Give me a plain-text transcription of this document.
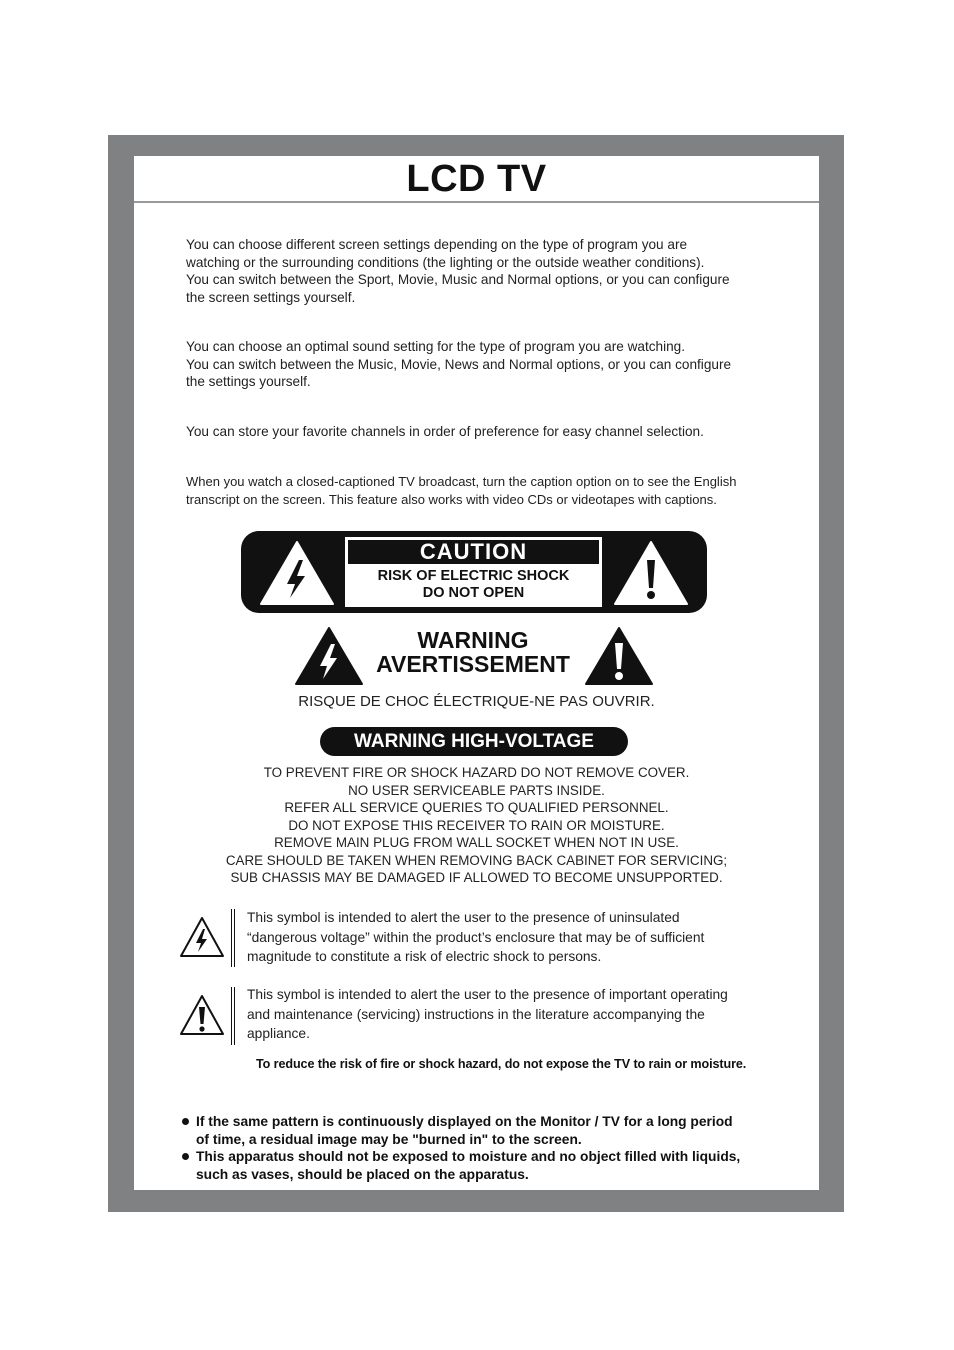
LCD TV

You can choose different screen settings depending on the type of program you are
watching or the surrounding conditions (the lighting or the outside weather conditions).
You can switch between the Sport, Movie, Music and Normal options, or you can configure
the screen settings yourself.

You can choose an optimal sound setting for the type of program you are watching.
You can switch between the Music, Movie, News and Normal options, or you can configure
the settings yourself.

You can store your favorite channels in order of preference for easy channel selection.

When you watch a closed-captioned TV broadcast, turn the caption option on to see the English
transcript on the screen. This feature also works with video CDs or videotapes with captions.

CAUTION
RISK OF ELECTRIC SHOCK
DO NOT OPEN
WARNING
AVERTISSEMENT
RISQUE DE CHOC ÉLECTRIQUE-NE PAS OUVRIR.
WARNING HIGH-VOLTAGE
TO PREVENT FIRE OR SHOCK HAZARD DO NOT REMOVE COVER.
NO USER SERVICEABLE PARTS INSIDE.
REFER ALL SERVICE QUERIES TO QUALIFIED PERSONNEL.
DO NOT EXPOSE THIS RECEIVER TO RAIN OR MOISTURE.
REMOVE MAIN PLUG FROM WALL SOCKET WHEN NOT IN USE.
CARE SHOULD BE TAKEN WHEN REMOVING BACK CABINET FOR SERVICING;
SUB CHASSIS MAY BE DAMAGED IF ALLOWED TO BECOME UNSUPPORTED.
This symbol is intended to alert the user to the presence of uninsulated
“dangerous voltage” within the product’s enclosure that may be of sufficient
magnitude to constitute a risk of electric shock to persons.
This symbol is intended to alert the user to the presence of important operating
and maintenance (servicing) instructions in the literature accompanying the
appliance.
To reduce the risk of fire or shock hazard, do not expose the TV to rain or moisture.
If the same pattern is continuously displayed on the Monitor / TV for a long period
of time, a residual image may be "burned in" to the screen.
This apparatus should not be exposed to moisture and no object filled with liquids,
such as vases, should be placed on the apparatus.
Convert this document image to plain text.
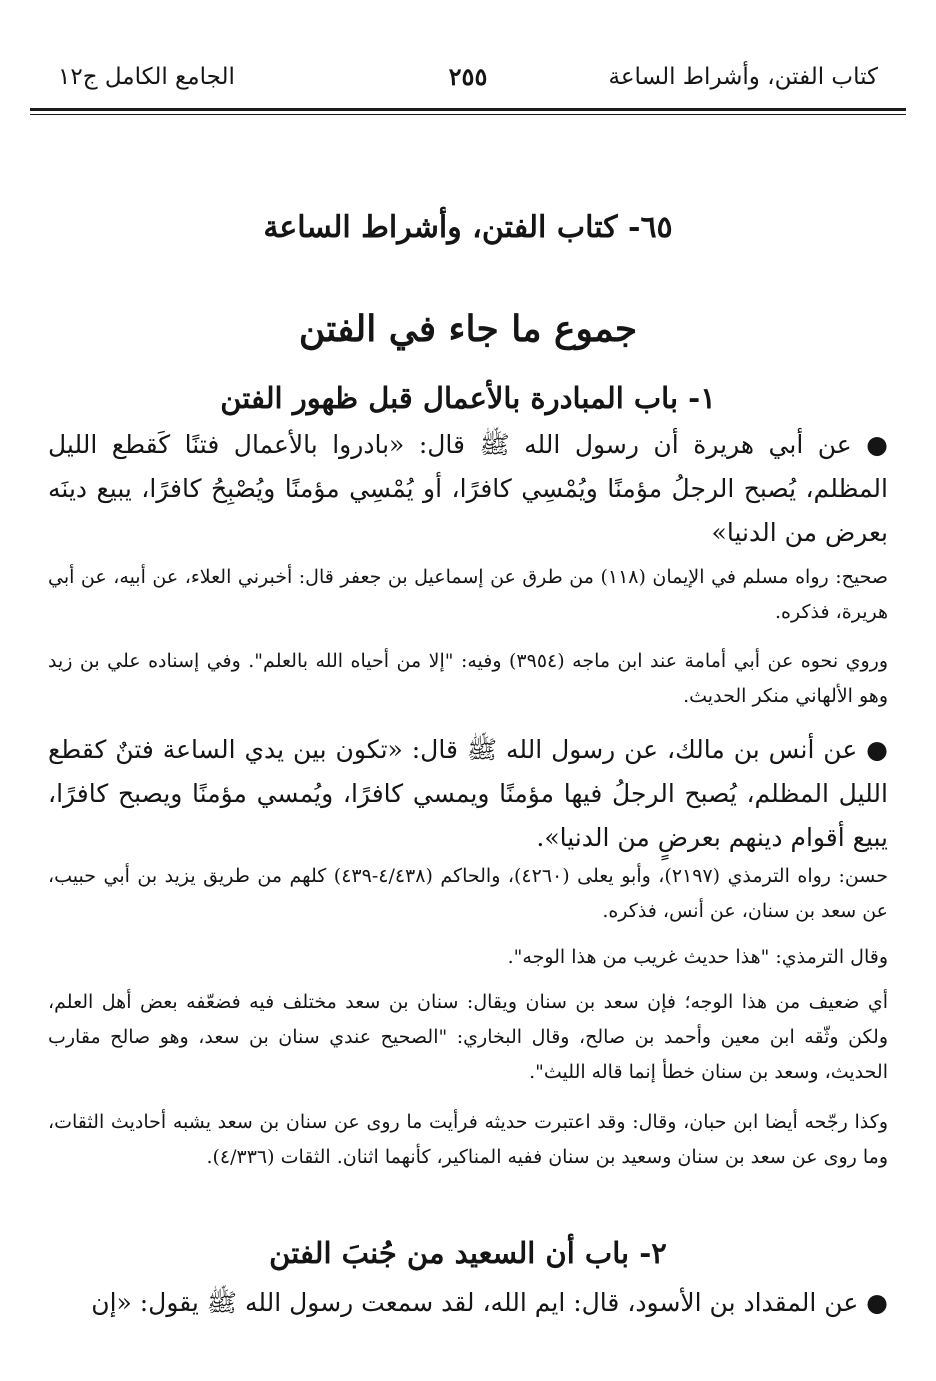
كتاب الفتن، وأشراط الساعة
٢٥٥
الجامع الكامل ج١٢
٦٥- كتاب الفتن، وأشراط الساعة
جموع ما جاء في الفتن
١- باب المبادرة بالأعمال قبل ظهور الفتن

● عن أبي هريرة أن رسول الله ﷺ قال: «بادروا بالأعمال فتنًا كَقطع الليل المظلم، يُصبح الرجلُ مؤمنًا ويُمْسِي كافرًا، أو يُمْسِي مؤمنًا ويُصْبِحُ كافرًا، يبيع دينَه بعرض من الدنيا»

صحيح: رواه مسلم في الإيمان (١١٨) من طرق عن إسماعيل بن جعفر قال: أخبرني العلاء، عن أبيه، عن أبي هريرة، فذكره.

وروي نحوه عن أبي أمامة عند ابن ماجه (٣٩٥٤) وفيه: "إلا من أحياه الله بالعلم". وفي إسناده علي بن زيد وهو الألهاني منكر الحديث.

● عن أنس بن مالك، عن رسول الله ﷺ قال: «تكون بين يدي الساعة فتنٌ كقطع الليل المظلم، يُصبح الرجلُ فيها مؤمنًا ويمسي كافرًا، ويُمسي مؤمنًا ويصبح كافرًا، يبيع أقوام دينهم بعرضٍ من الدنيا».

حسن: رواه الترمذي (٢١٩٧)، وأبو يعلى (٤٢٦٠)، والحاكم (٤/٤٣٨-٤٣٩) كلهم من طريق يزيد بن أبي حبيب، عن سعد بن سنان، عن أنس، فذكره.

وقال الترمذي: "هذا حديث غريب من هذا الوجه".

أي ضعيف من هذا الوجه؛ فإن سعد بن سنان ويقال: سنان بن سعد مختلف فيه فضعّفه بعض أهل العلم، ولكن وثّقه ابن معين وأحمد بن صالح، وقال البخاري: "الصحيح عندي سنان بن سعد، وهو صالح مقارب الحديث، وسعد بن سنان خطأ إنما قاله الليث".

وكذا رجّحه أيضا ابن حبان، وقال: وقد اعتبرت حديثه فرأيت ما روى عن سنان بن سعد يشبه أحاديث الثقات، وما روى عن سعد بن سنان وسعيد بن سنان ففيه المناكير، كأنهما اثنان. الثقات (٤/٣٣٦).

٢- باب أن السعيد من جُنبَ الفتن

● عن المقداد بن الأسود، قال: ايم الله، لقد سمعت رسول الله ﷺ يقول: «إن
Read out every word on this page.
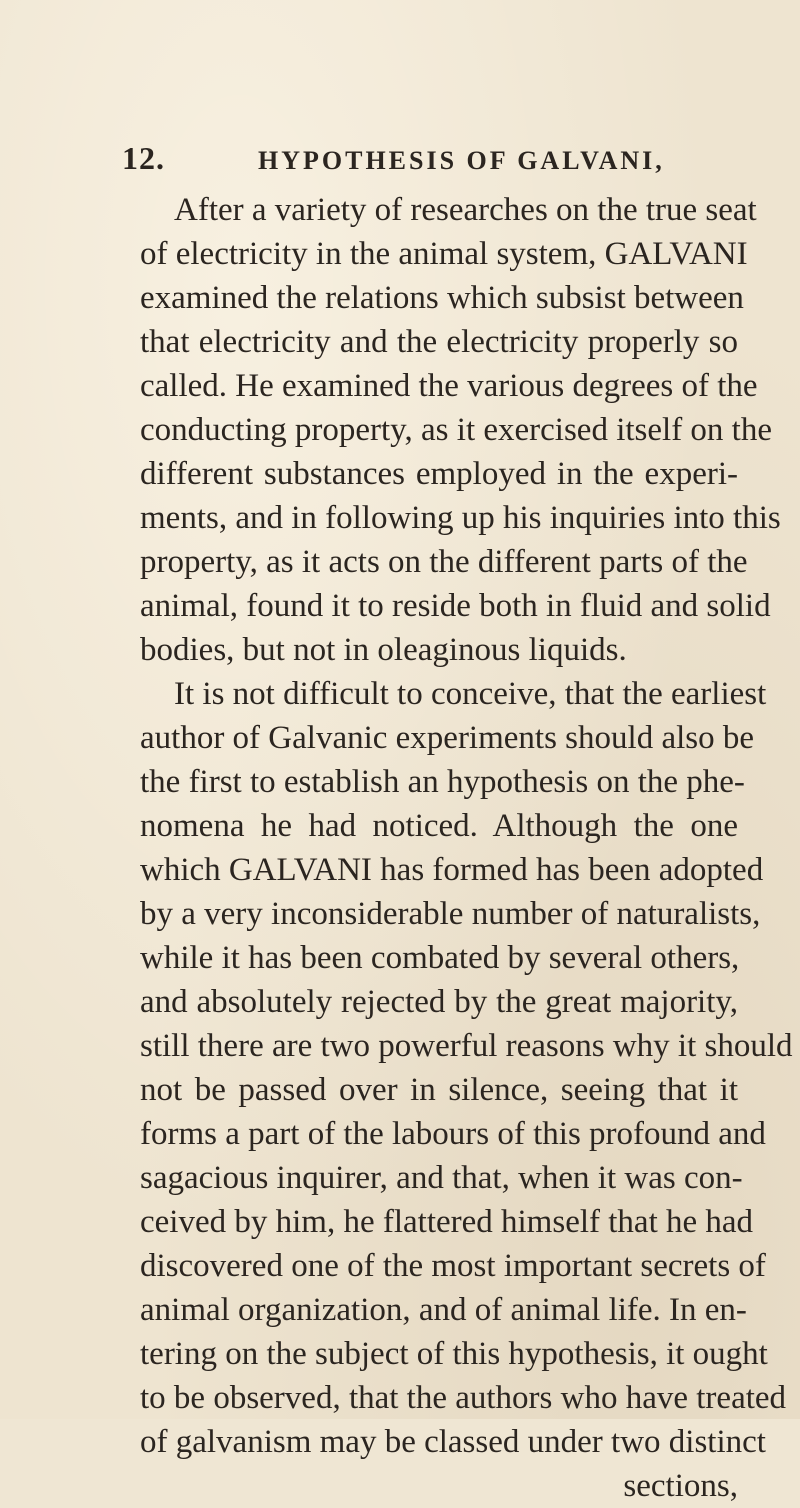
12.	HYPOTHESIS OF GALVANI,
After a variety of researches on the true seat
of electricity in the animal system, GALVANI
examined the relations which subsist between
that electricity and the electricity properly so
called. He examined the various degrees of the
conducting property, as it exercised itself on the
different substances employed in the experi-
ments, and in following up his inquiries into this
property, as it acts on the different parts of the
animal, found it to reside both in fluid and solid
bodies, but not in oleaginous liquids.
It is not difficult to conceive, that the earliest
author of Galvanic experiments should also be
the first to establish an hypothesis on the phe-
nomena he had noticed. Although the one
which GALVANI has formed has been adopted
by a very inconsiderable number of naturalists,
while it has been combated by several others,
and absolutely rejected by the great majority,
still there are two powerful reasons why it should
not be passed over in silence, seeing that it
forms a part of the labours of this profound and
sagacious inquirer, and that, when it was con-
ceived by him, he flattered himself that he had
discovered one of the most important secrets of
animal organization, and of animal life. In en-
tering on the subject of this hypothesis, it ought
to be observed, that the authors who have treated
of galvanism may be classed under two distinct
sections,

What to do. Check each line of the entries above for the word "Music". List the ones that have it.

Solution to the problem.
You can switch between the Sport, Movie, Music and Normal options, or you can configure
You can switch between the Music, Movie, News and Normal options, or you can configure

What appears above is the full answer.